The year is 1960. It’s an election year. Kennedy narrowly defeats Nixon. The civil rights movement is underway. Elvis returns from Army Duty. He would chart a major number one song that year with “Are You Lonesome To-night?” Meanwhile, “The Beatles” are still playing in Germany. It is the first appearance of a U.S. flag with 50 stars, Hawaii having achieved statehood in the previous year. The Flintstones and the Andy Griffith show make their first appearances. “Gunsmoke”, “Father Knows Best” and “Dennis the Menace” are all top 20 tv shows. “Leave it to Beaver” is in the middle of its six-year run. The highest grossing movie of that year? Disney’s “Swiss Family Robinson”.

Into this Americana mix, Alfred Hitchcock released Psycho. A tale about Norman Bates.



Yes, Norman Bates. A cross dressing, grave robbing, knife wielding, schizophrenic peeping tom serial killer with multiple personality disorder. One of the greatest villains of all time.

To call his character shocking would be an understatement. But he fit right in with the movie.
= = = =
**Tasks to complete**.
1. Name every television show mentioned in the passage about 1960.
2. Rewrite the part of the records that opens with the line containing "text-line (148, 195, 778, 224)" and closes with the line containing "text-line (148, 573, 778, 602)", putting "text-span" wherever "line-text" appears and changing nothing else.

**Exercise data**.
= = = =
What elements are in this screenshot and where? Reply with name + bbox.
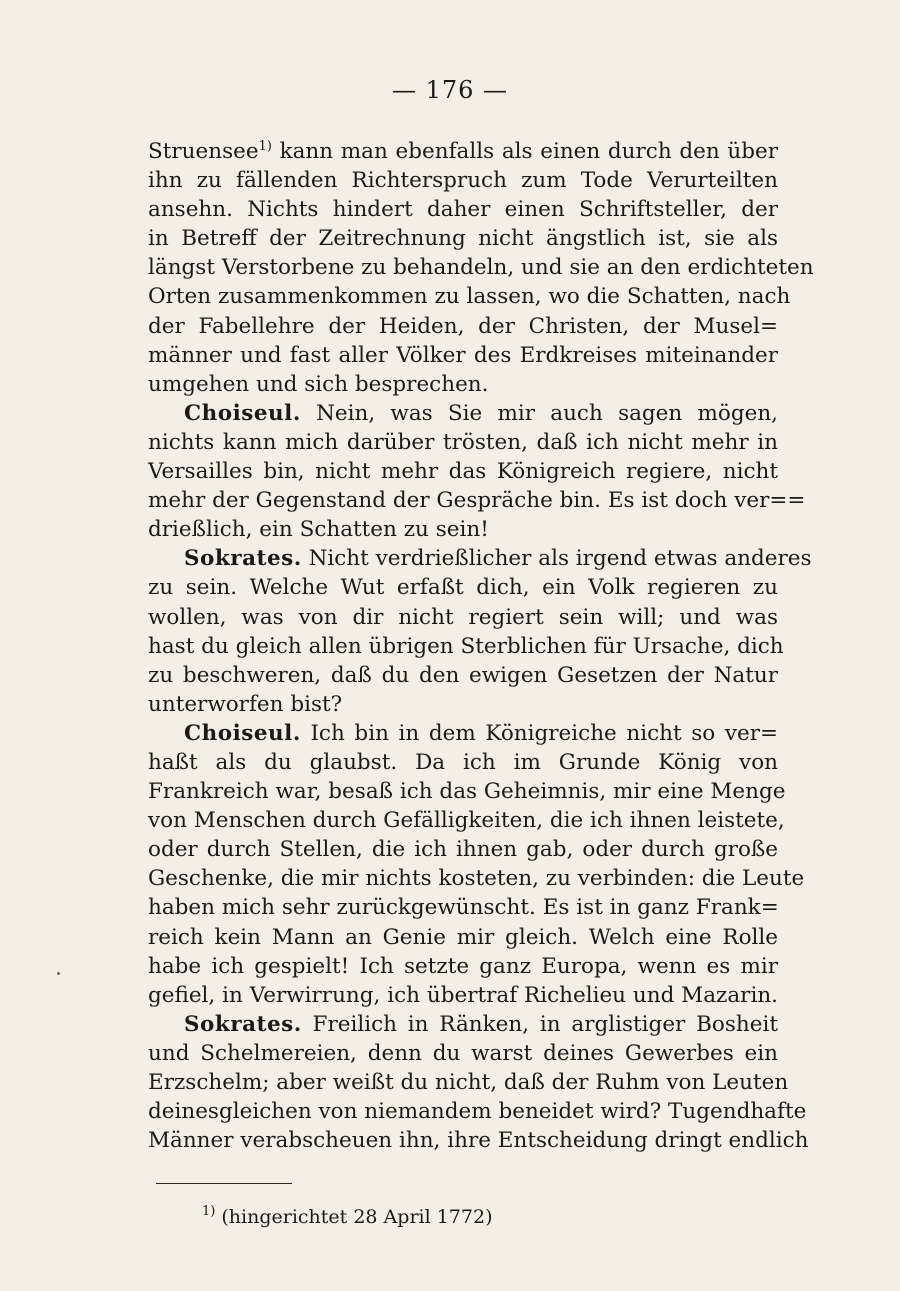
text-line (148, 195, 778, 224)
line-text: oder durch Stellen, die ich ihnen gab, oder durch große (148, 837, 778, 863)
line-text: drießlich, ein Schatten zu sein! (148, 517, 489, 543)
line-text: haben mich sehr zurückgewünscht. Es ist in ganz Frank= (148, 895, 779, 921)
footnote-reference: 1) (258, 139, 272, 154)
text-line (148, 661, 778, 690)
line-text: mehr der Gegenstand der Gespräche bin. Es ist doch ver== (148, 488, 806, 514)
text-line (148, 515, 778, 544)
text-line (148, 835, 778, 864)
line-text: Versailles bin, nicht mehr das Königreich regiere, nicht (148, 459, 778, 485)
text-line (148, 690, 778, 719)
line-text: männer und fast aller Völker des Erdkreises miteinander (148, 342, 778, 368)
text-line (148, 573, 778, 602)
line-text: in Betreff der Zeitrechnung nicht ängstlich ist, sie als (148, 226, 778, 252)
line-text: haßt als du glaubst. Da ich im Grunde König von (148, 749, 778, 775)
line-text: umgehen und sich besprechen. (148, 371, 489, 397)
line-text: Erzschelm; aber weißt du nicht, daß der Ruhm von Leuten (148, 1070, 789, 1095)
footnote (202, 1206, 493, 1228)
line-text: deinesgleichen von niemandem beneidet wird? Tugendhafte (148, 1099, 807, 1125)
text-line (148, 253, 814, 282)
text-line (148, 1097, 807, 1126)
text-line (148, 428, 778, 457)
speaker-name: Choiseul. (184, 400, 301, 426)
line-text: der Fabellehre der Heiden, der Christen, der Musel= (148, 313, 778, 339)
line-text: wollen, was von dir nicht regiert sein will; und was (148, 604, 778, 630)
line-text: kann man ebenfalls als einen durch den über (271, 139, 778, 164)
speaker-name: Sokrates. (184, 1011, 302, 1037)
line-prefix: Struensee (148, 139, 259, 164)
text-line (148, 544, 812, 573)
text-line (148, 923, 778, 952)
line-text: zu sein. Welche Wut erfaßt dich, ein Volk regieren zu (148, 575, 778, 601)
footnote-mark: 1) (202, 1204, 216, 1219)
text-line (148, 1039, 778, 1068)
text-line (148, 981, 778, 1010)
line-text: Nein, was Sie mir auch sagen mögen, (300, 400, 778, 426)
line-text: Ich bin in dem Königreiche nicht so ver= (300, 720, 778, 746)
line-text: Freilich in Ränken, in arglistiger Bosheit (301, 1011, 778, 1037)
text-line (148, 632, 784, 661)
line-text: Geschenke, die mir nichts kosteten, zu verbinden: die Leute (148, 866, 805, 892)
text-line (148, 1068, 789, 1097)
line-text: von Menschen durch Gefälligkeiten, die ich ihnen leistete, (148, 808, 785, 834)
footnote-rule (156, 1183, 292, 1184)
line-text: Männer verabscheuen ihn, ihre Entscheidung dringt endlich (148, 1128, 809, 1154)
body-text (148, 137, 814, 1155)
page-speck (57, 972, 60, 975)
text-line (148, 893, 778, 922)
text-line (148, 282, 791, 311)
speaker-name: Sokrates. (184, 546, 302, 572)
line-text: gefiel, in Verwirrung, ich übertraf Richelieu und Mazarin. (148, 982, 778, 1008)
text-line (148, 224, 778, 253)
line-text: längst Verstorbene zu behandeln, und sie an den erdichteten (148, 255, 814, 281)
line-text: Orten zusammenkommen zu lassen, wo die Schatten, nach (148, 284, 791, 310)
line-text: Frankreich war, besaß ich das Geheimnis, mir eine Menge (148, 779, 786, 805)
text-line (148, 603, 778, 632)
text-line (148, 486, 806, 515)
text-line (148, 312, 778, 341)
text-line (148, 457, 778, 486)
line-text: nichts kann mich darüber trösten, daß ich nicht mehr in (148, 429, 778, 455)
text-line (148, 370, 778, 399)
text-line (148, 166, 778, 195)
text-line (148, 748, 778, 777)
text-line (148, 1126, 809, 1155)
line-text: reich kein Mann an Genie mir gleich. Welch eine Rolle (148, 924, 778, 950)
line-text: hast du gleich allen übrigen Sterblichen für Ursache, dich (148, 633, 784, 659)
speaker-name: Choiseul. (184, 720, 301, 746)
page-number-header: — 176 — (391, 76, 509, 104)
line-text: zu beschweren, daß du den ewigen Gesetzen der Natur (148, 662, 778, 688)
text-line (148, 341, 778, 370)
line-text: unterworfen bist? (148, 691, 343, 717)
text-line (148, 399, 778, 428)
footnote-text: (hingerichtet 28 April 1772) (215, 1206, 493, 1228)
line-text: Nicht verdrießlicher als irgend etwas anderes (301, 546, 812, 572)
line-text: und Schelmereien, denn du warst deines Gewerbes ein (148, 1040, 778, 1066)
text-line (148, 777, 786, 806)
text-line (148, 719, 778, 748)
text-line (148, 806, 785, 835)
text-line (148, 137, 778, 166)
line-text: ansehn. Nichts hindert daher einen Schriftsteller, der (148, 197, 778, 223)
text-line (148, 1010, 778, 1039)
text-line (148, 952, 778, 981)
text-line (148, 864, 805, 893)
line-text: ihn zu fällenden Richterspruch zum Tode Verurteilten (148, 168, 778, 194)
line-text: habe ich gespielt! Ich setzte ganz Europa, wenn es mir (148, 953, 778, 979)
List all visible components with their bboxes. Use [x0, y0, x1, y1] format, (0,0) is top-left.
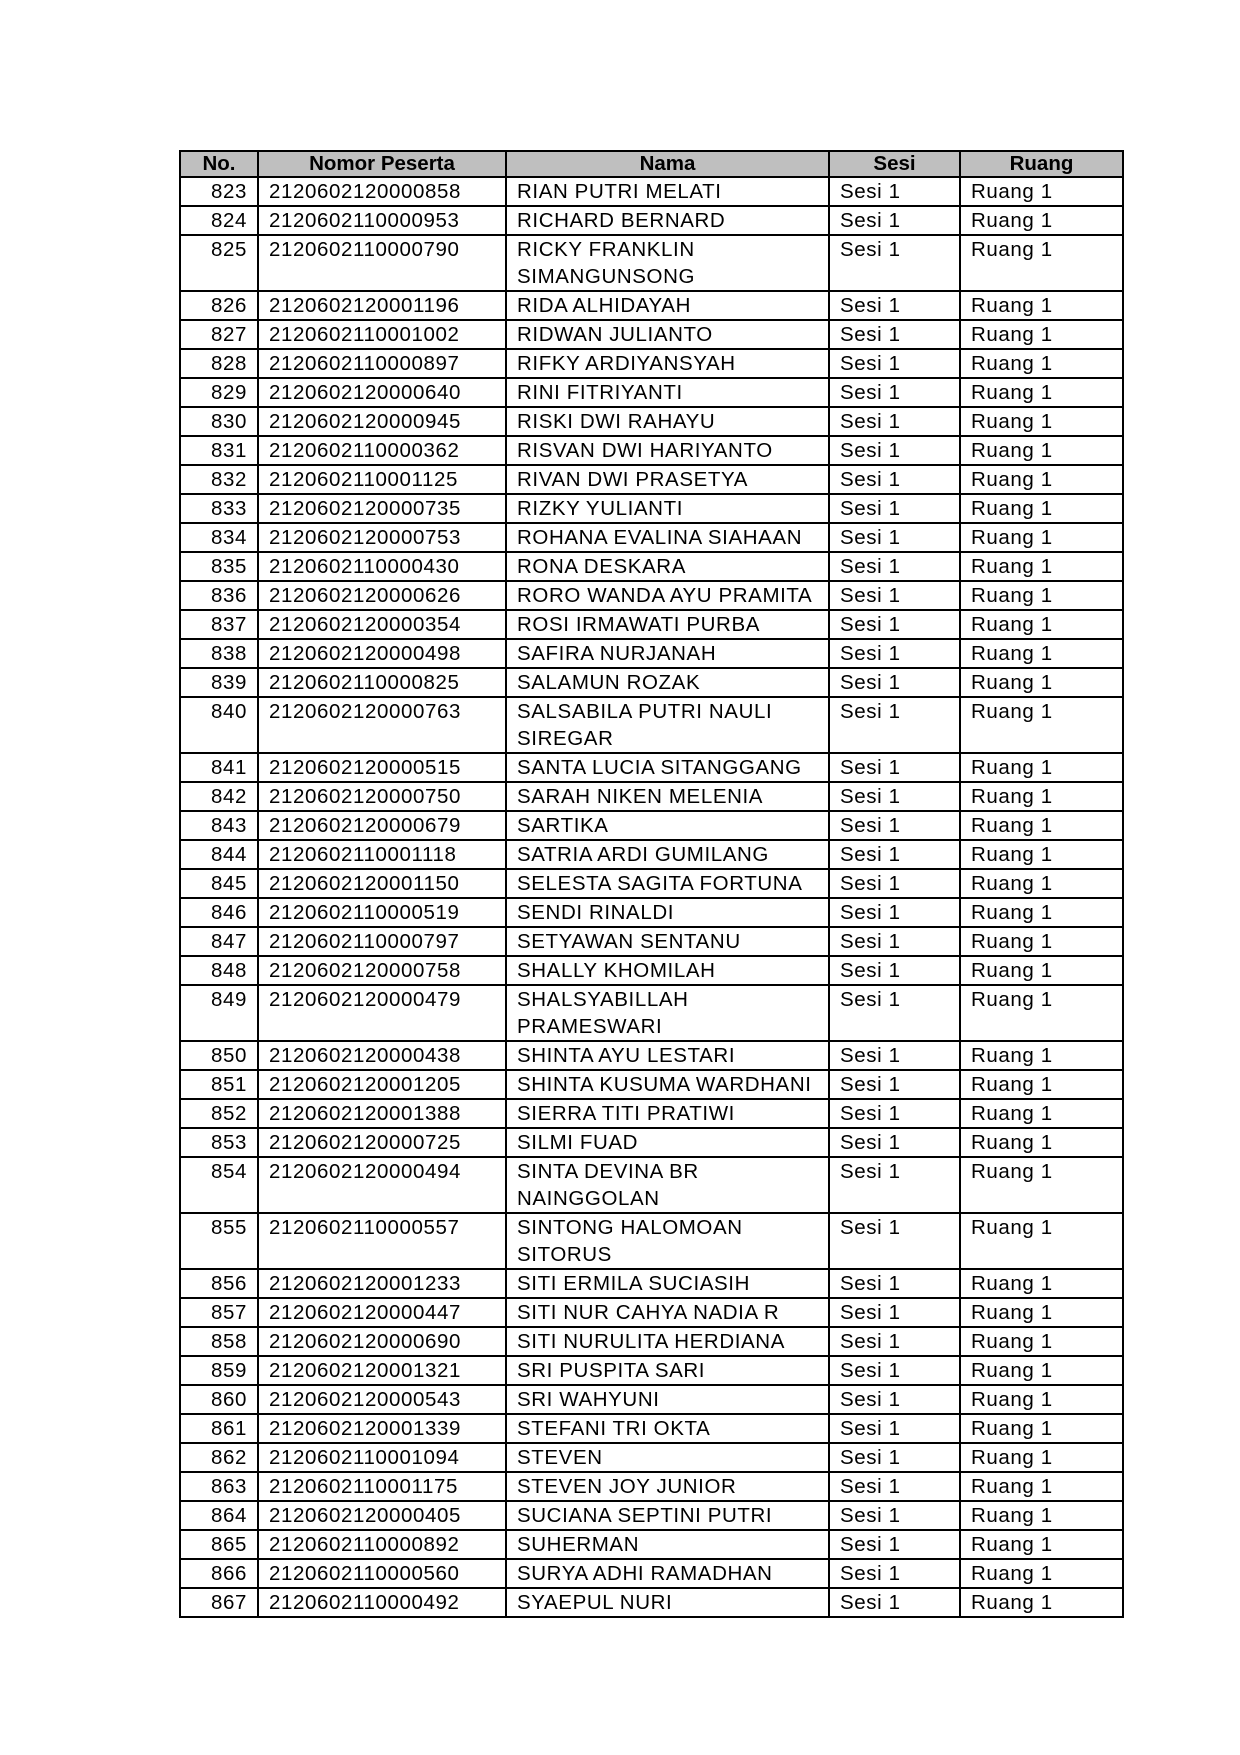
- cell-ruang: Ruang 1: [960, 610, 1123, 639]
- cell-nomor-peserta: 2120602120000640: [258, 378, 506, 407]
- cell-nama: SHALLY KHOMILAH: [506, 956, 829, 985]
- table-row: [180, 1472, 1123, 1501]
- cell-sesi: Sesi 1: [829, 1099, 960, 1128]
- cell-no: 860: [180, 1385, 258, 1414]
- cell-nomor-peserta: 2120602110000557: [258, 1213, 506, 1269]
- cell-sesi: Sesi 1: [829, 1128, 960, 1157]
- cell-ruang: Ruang 1: [960, 1501, 1123, 1530]
- cell-nama: RINI FITRIYANTI: [506, 378, 829, 407]
- cell-no: 844: [180, 840, 258, 869]
- cell-nama: SHINTA AYU LESTARI: [506, 1041, 829, 1070]
- cell-nama: SALSABILA PUTRI NAULI SIREGAR: [506, 697, 829, 753]
- cell-no: 827: [180, 320, 258, 349]
- table-row: [180, 1070, 1123, 1099]
- cell-no: 833: [180, 494, 258, 523]
- cell-sesi: Sesi 1: [829, 1443, 960, 1472]
- cell-no: 862: [180, 1443, 258, 1472]
- cell-sesi: Sesi 1: [829, 697, 960, 753]
- cell-no: 834: [180, 523, 258, 552]
- cell-ruang: Ruang 1: [960, 782, 1123, 811]
- cell-sesi: Sesi 1: [829, 1157, 960, 1213]
- cell-ruang: Ruang 1: [960, 869, 1123, 898]
- table-row: [180, 753, 1123, 782]
- cell-ruang: Ruang 1: [960, 1298, 1123, 1327]
- table-row: [180, 206, 1123, 235]
- table-row: [180, 1356, 1123, 1385]
- table-row: [180, 1269, 1123, 1298]
- table-row: [180, 697, 1123, 753]
- cell-no: 838: [180, 639, 258, 668]
- cell-ruang: Ruang 1: [960, 1530, 1123, 1559]
- cell-nomor-peserta: 2120602120001205: [258, 1070, 506, 1099]
- cell-nomor-peserta: 2120602120000750: [258, 782, 506, 811]
- cell-nomor-peserta: 2120602110000790: [258, 235, 506, 291]
- cell-nomor-peserta: 2120602120001196: [258, 291, 506, 320]
- cell-ruang: Ruang 1: [960, 1041, 1123, 1070]
- cell-sesi: Sesi 1: [829, 1041, 960, 1070]
- cell-nomor-peserta: 2120602110000897: [258, 349, 506, 378]
- cell-nomor-peserta: 2120602110000892: [258, 1530, 506, 1559]
- table-header: [180, 151, 1123, 177]
- cell-nama: SURYA ADHI RAMADHAN: [506, 1559, 829, 1588]
- cell-ruang: Ruang 1: [960, 581, 1123, 610]
- cell-nama: SILMI FUAD: [506, 1128, 829, 1157]
- cell-nama: SETYAWAN SENTANU: [506, 927, 829, 956]
- cell-nomor-peserta: 2120602120000438: [258, 1041, 506, 1070]
- table-row: [180, 1588, 1123, 1617]
- cell-nama: SIERRA TITI PRATIWI: [506, 1099, 829, 1128]
- cell-sesi: Sesi 1: [829, 668, 960, 697]
- cell-sesi: Sesi 1: [829, 1327, 960, 1356]
- cell-nama: STEVEN: [506, 1443, 829, 1472]
- cell-nama: SITI NUR CAHYA NADIA R: [506, 1298, 829, 1327]
- cell-ruang: Ruang 1: [960, 177, 1123, 206]
- cell-ruang: Ruang 1: [960, 1213, 1123, 1269]
- table-row: [180, 610, 1123, 639]
- cell-ruang: Ruang 1: [960, 1269, 1123, 1298]
- cell-ruang: Ruang 1: [960, 668, 1123, 697]
- cell-sesi: Sesi 1: [829, 1559, 960, 1588]
- cell-ruang: Ruang 1: [960, 956, 1123, 985]
- cell-nama: RIFKY ARDIYANSYAH: [506, 349, 829, 378]
- table-row: [180, 1327, 1123, 1356]
- cell-nomor-peserta: 2120602120000753: [258, 523, 506, 552]
- cell-ruang: Ruang 1: [960, 1414, 1123, 1443]
- header-sesi: Sesi: [829, 151, 960, 177]
- cell-sesi: Sesi 1: [829, 610, 960, 639]
- cell-no: 832: [180, 465, 258, 494]
- cell-no: 829: [180, 378, 258, 407]
- cell-no: 824: [180, 206, 258, 235]
- cell-nomor-peserta: 2120602110001118: [258, 840, 506, 869]
- cell-nama: SITI ERMILA SUCIASIH: [506, 1269, 829, 1298]
- cell-sesi: Sesi 1: [829, 1385, 960, 1414]
- cell-ruang: Ruang 1: [960, 349, 1123, 378]
- table-row: [180, 1041, 1123, 1070]
- cell-sesi: Sesi 1: [829, 869, 960, 898]
- cell-sesi: Sesi 1: [829, 811, 960, 840]
- cell-ruang: Ruang 1: [960, 407, 1123, 436]
- cell-no: 850: [180, 1041, 258, 1070]
- table-row: [180, 668, 1123, 697]
- cell-no: 864: [180, 1501, 258, 1530]
- cell-sesi: Sesi 1: [829, 523, 960, 552]
- cell-nama: SHALSYABILLAH PRAMESWARI: [506, 985, 829, 1041]
- header-no: No.: [180, 151, 258, 177]
- cell-sesi: Sesi 1: [829, 1269, 960, 1298]
- cell-no: 837: [180, 610, 258, 639]
- cell-nama: SELESTA SAGITA FORTUNA: [506, 869, 829, 898]
- cell-nama: SINTA DEVINA BR NAINGGOLAN: [506, 1157, 829, 1213]
- cell-sesi: Sesi 1: [829, 956, 960, 985]
- cell-no: 846: [180, 898, 258, 927]
- cell-no: 843: [180, 811, 258, 840]
- cell-sesi: Sesi 1: [829, 1356, 960, 1385]
- cell-no: 845: [180, 869, 258, 898]
- table-row: [180, 1298, 1123, 1327]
= = = =
**Final results**.
1. The Flintstones, the Andy Griffith show, Gunsmoke, Father Knows Best, Dennis the Menace, Leave it to Beaver

2.
text-line (148, 195, 778, 224)
text-span: oder durch Stellen, die ich ihnen gab, oder durch große (148, 837, 778, 863)
text-span: drießlich, ein Schatten zu sein! (148, 517, 489, 543)
text-span: haben mich sehr zurückgewünscht. Es ist in ganz Frank= (148, 895, 779, 921)
footnote-reference: 1) (258, 139, 272, 154)
text-line (148, 661, 778, 690)
text-span: mehr der Gegenstand der Gespräche bin. Es ist doch ver== (148, 488, 806, 514)
text-line (148, 515, 778, 544)
text-line (148, 835, 778, 864)
text-span: Versailles bin, nicht mehr das Königreich regiere, nicht (148, 459, 778, 485)
text-line (148, 690, 778, 719)
text-span: männer und fast aller Völker des Erdkreises miteinander (148, 342, 778, 368)
text-line (148, 573, 778, 602)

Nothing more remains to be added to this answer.